▶ What needs to be done: Review the listing and copy each line that holds the word "والبيهقي".

==== Records for this exercise

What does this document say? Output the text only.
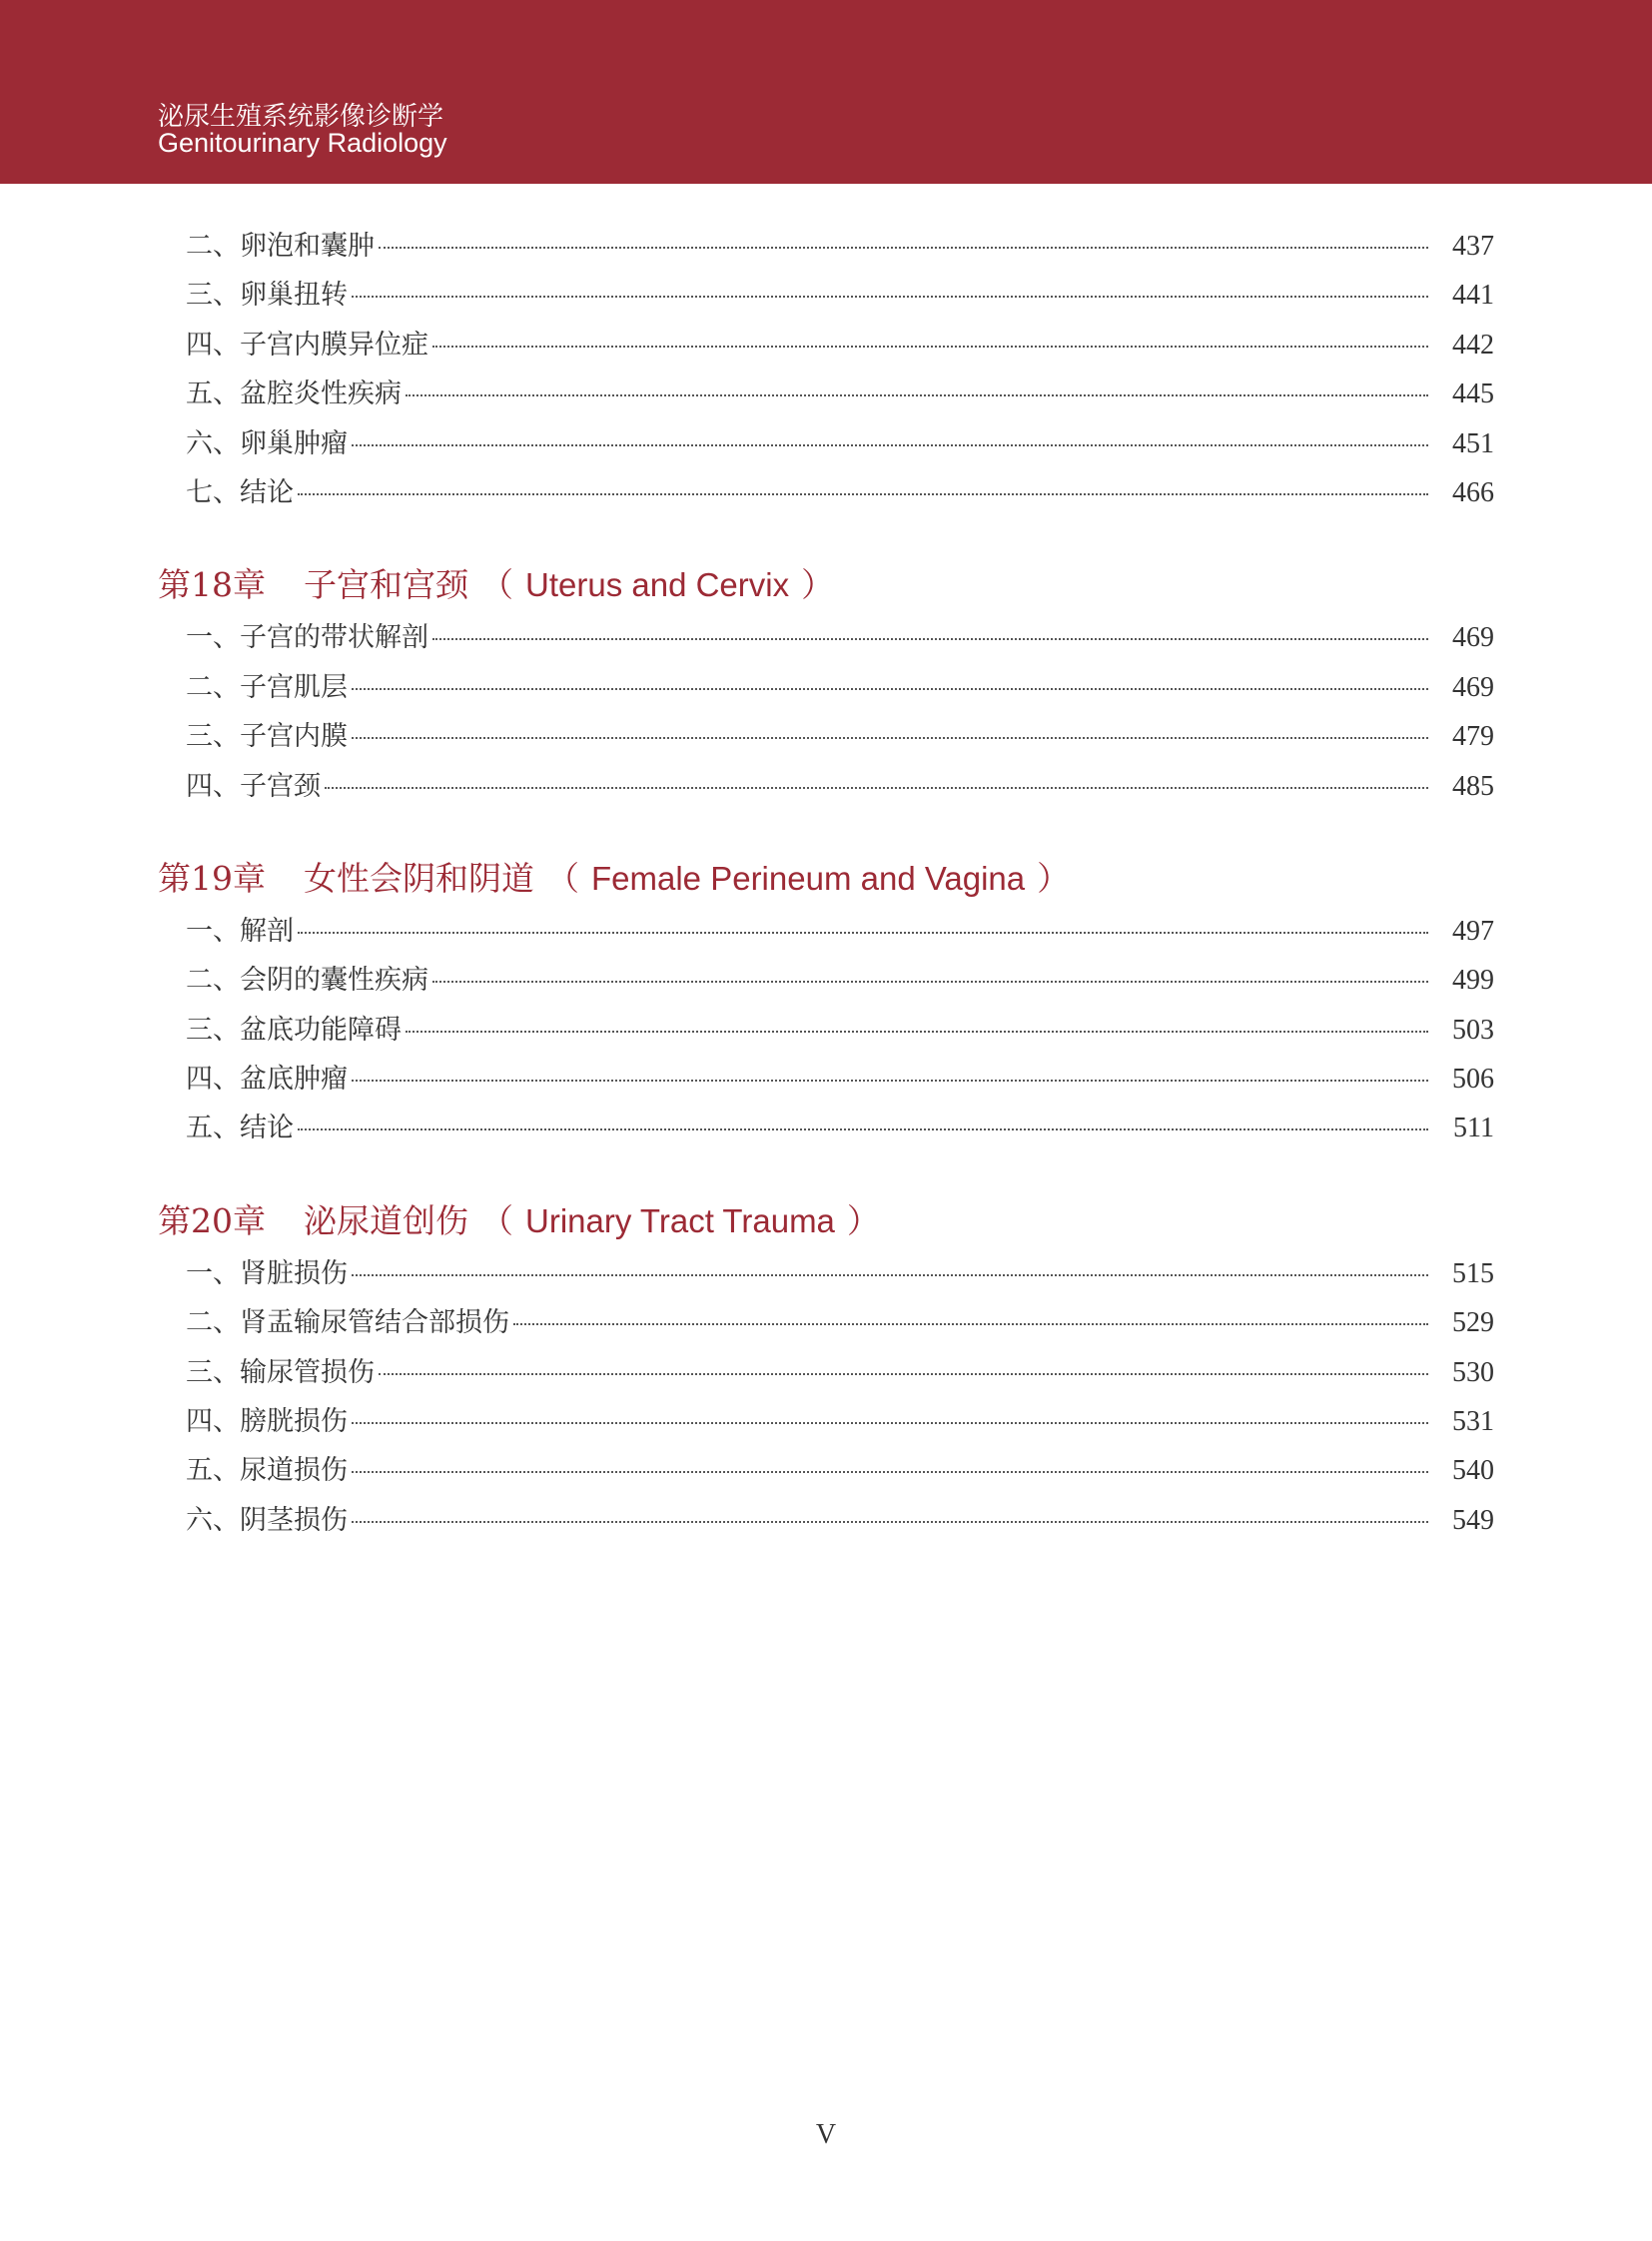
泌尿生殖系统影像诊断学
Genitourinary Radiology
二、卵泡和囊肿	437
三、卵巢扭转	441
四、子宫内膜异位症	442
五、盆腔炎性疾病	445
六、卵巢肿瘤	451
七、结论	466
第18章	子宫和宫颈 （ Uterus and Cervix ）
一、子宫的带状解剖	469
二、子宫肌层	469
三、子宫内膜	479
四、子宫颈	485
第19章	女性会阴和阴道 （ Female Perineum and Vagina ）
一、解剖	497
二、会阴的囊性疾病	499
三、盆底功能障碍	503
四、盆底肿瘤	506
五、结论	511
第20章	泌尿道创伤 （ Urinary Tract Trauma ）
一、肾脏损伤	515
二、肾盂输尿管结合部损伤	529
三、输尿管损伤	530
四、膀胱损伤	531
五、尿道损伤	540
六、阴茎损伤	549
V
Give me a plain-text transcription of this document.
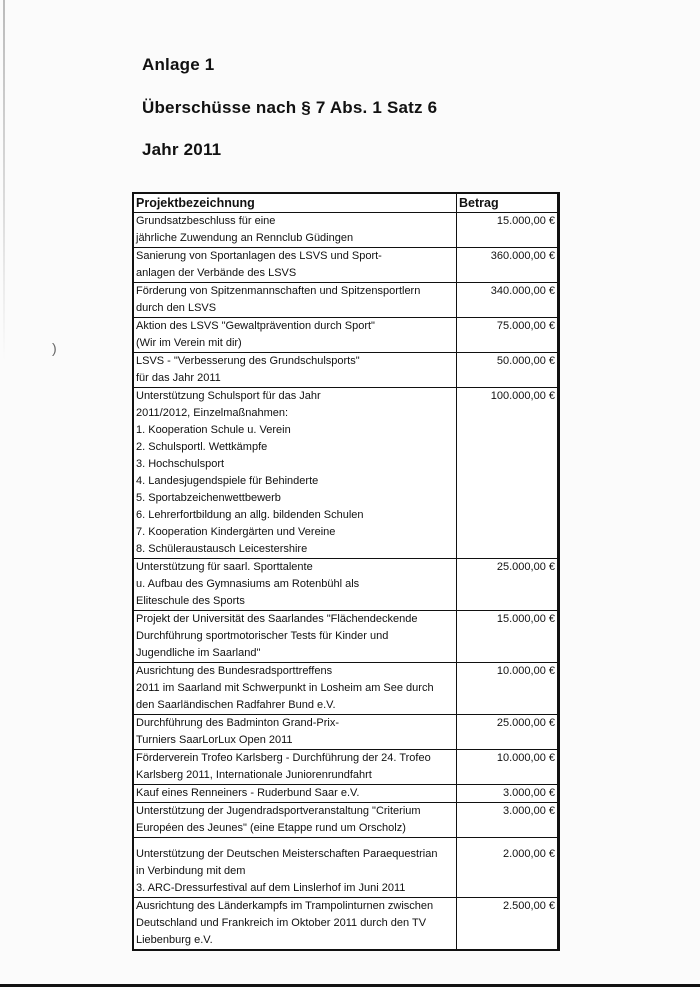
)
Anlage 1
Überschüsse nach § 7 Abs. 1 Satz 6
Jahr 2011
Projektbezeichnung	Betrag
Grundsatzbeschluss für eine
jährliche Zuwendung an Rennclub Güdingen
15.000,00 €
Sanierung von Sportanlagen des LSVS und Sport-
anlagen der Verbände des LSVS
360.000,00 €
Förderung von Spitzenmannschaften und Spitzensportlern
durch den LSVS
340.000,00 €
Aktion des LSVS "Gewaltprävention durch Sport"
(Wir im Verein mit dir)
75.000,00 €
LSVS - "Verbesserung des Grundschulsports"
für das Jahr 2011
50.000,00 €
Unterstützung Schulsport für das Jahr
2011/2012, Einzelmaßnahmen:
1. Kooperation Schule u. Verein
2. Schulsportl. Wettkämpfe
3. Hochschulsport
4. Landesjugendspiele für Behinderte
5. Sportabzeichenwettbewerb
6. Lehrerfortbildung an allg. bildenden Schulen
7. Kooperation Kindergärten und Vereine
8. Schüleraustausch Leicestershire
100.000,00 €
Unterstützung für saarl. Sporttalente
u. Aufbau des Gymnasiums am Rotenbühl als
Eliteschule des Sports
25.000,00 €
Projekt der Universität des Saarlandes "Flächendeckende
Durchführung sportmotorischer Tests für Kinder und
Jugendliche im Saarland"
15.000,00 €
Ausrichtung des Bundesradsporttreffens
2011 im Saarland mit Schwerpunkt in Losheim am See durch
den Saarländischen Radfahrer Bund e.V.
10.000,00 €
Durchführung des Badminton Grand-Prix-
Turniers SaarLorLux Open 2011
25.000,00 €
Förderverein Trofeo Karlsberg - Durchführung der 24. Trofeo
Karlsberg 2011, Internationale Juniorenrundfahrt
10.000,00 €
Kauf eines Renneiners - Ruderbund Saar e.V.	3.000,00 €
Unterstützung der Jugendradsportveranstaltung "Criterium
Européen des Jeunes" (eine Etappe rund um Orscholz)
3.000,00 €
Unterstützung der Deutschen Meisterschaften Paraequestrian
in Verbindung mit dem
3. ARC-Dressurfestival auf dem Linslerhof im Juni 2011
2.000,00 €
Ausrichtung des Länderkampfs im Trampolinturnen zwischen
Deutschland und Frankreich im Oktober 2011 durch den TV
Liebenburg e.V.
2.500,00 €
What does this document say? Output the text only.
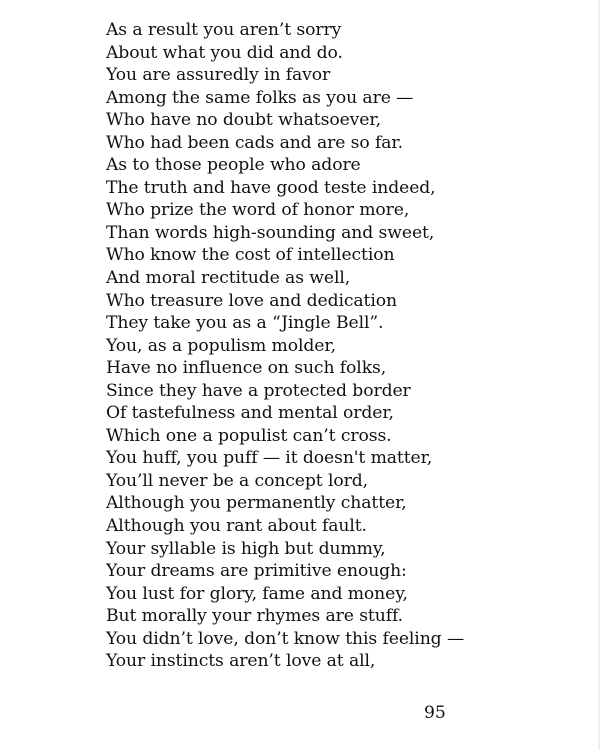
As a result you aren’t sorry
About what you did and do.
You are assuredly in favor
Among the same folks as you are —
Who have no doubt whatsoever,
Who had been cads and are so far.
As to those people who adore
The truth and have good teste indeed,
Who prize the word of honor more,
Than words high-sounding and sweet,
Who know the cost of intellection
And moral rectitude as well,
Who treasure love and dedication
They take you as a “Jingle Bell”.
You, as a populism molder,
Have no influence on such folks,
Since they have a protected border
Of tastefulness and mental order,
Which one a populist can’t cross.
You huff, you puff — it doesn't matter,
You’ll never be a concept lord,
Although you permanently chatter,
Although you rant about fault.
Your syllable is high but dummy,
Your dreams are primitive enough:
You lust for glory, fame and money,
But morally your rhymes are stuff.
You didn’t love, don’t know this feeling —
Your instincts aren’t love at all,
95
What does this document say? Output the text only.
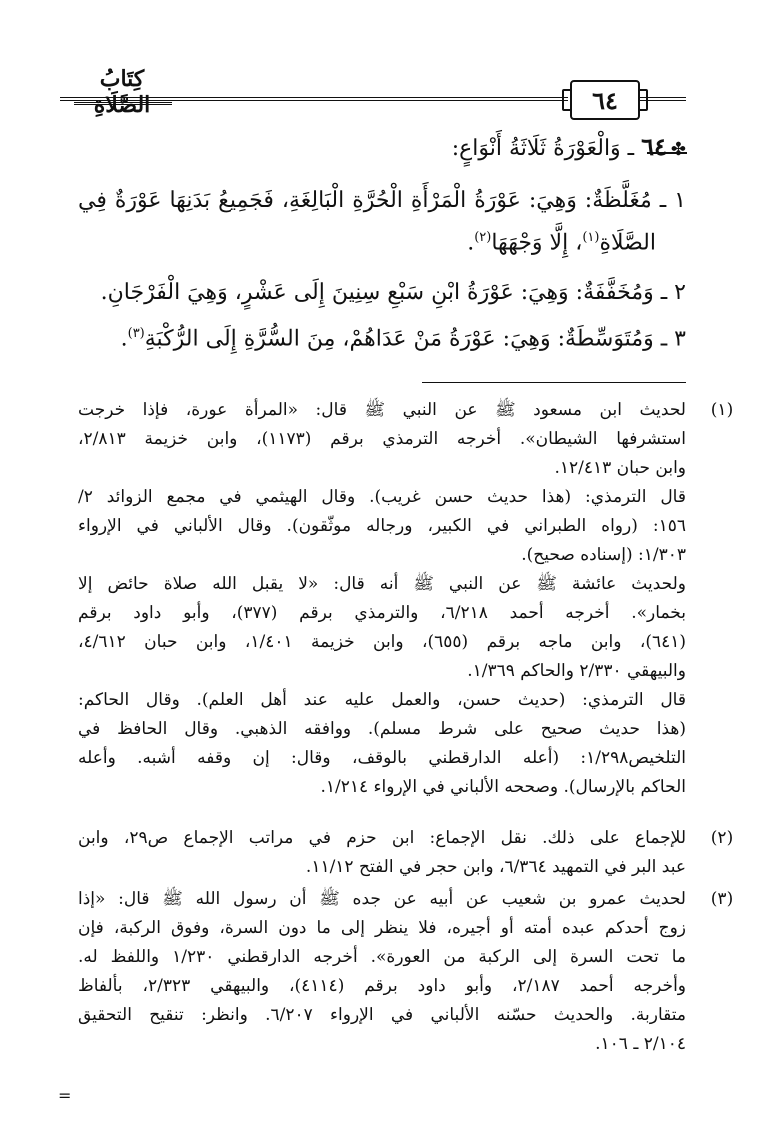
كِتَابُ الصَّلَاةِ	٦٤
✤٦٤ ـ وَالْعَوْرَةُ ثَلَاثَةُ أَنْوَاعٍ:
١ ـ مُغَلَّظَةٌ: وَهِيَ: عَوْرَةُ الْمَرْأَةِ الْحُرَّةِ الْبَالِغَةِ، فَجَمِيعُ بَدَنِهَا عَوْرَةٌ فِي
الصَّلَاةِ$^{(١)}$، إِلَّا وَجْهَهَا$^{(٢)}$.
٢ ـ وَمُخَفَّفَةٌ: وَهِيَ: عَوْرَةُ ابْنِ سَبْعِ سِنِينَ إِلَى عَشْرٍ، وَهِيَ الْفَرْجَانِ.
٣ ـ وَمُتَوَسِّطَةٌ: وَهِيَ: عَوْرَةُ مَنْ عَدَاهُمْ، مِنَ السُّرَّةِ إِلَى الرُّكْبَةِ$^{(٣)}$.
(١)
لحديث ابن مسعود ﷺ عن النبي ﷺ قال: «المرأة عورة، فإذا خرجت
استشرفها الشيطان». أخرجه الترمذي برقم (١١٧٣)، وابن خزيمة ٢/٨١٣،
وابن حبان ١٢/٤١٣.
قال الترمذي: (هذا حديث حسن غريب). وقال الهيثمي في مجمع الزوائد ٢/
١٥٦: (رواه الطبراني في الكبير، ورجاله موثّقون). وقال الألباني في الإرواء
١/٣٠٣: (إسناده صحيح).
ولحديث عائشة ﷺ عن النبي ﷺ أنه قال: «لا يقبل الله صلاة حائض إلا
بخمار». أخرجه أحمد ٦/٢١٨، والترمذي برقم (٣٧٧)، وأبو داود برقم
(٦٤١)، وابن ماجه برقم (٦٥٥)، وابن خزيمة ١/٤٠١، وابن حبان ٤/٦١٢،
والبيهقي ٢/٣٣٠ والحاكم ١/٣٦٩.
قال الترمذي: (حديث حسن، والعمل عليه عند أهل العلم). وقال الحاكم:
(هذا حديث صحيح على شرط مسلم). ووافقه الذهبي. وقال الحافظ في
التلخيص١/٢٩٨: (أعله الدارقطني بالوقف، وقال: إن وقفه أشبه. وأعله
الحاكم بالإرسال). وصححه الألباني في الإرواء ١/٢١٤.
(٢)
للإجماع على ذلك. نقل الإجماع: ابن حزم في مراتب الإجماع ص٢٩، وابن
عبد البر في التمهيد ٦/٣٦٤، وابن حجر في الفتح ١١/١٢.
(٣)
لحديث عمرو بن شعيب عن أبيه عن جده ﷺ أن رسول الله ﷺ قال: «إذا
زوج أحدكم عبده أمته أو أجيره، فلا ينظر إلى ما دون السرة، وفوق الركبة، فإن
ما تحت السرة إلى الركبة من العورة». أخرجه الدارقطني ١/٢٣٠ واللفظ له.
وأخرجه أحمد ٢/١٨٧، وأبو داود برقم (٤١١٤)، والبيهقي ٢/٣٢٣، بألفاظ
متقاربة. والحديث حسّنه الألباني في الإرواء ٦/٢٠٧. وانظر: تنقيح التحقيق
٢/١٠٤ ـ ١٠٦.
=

========

▶ Answer to this task:
والبيهقي ٢/٣٣٠ والحاكم ١/٣٦٩.
وأخرجه أحمد ٢/١٨٧، وأبو داود برقم (٤١١٤)، والبيهقي ٢/٣٢٣، بألفاظ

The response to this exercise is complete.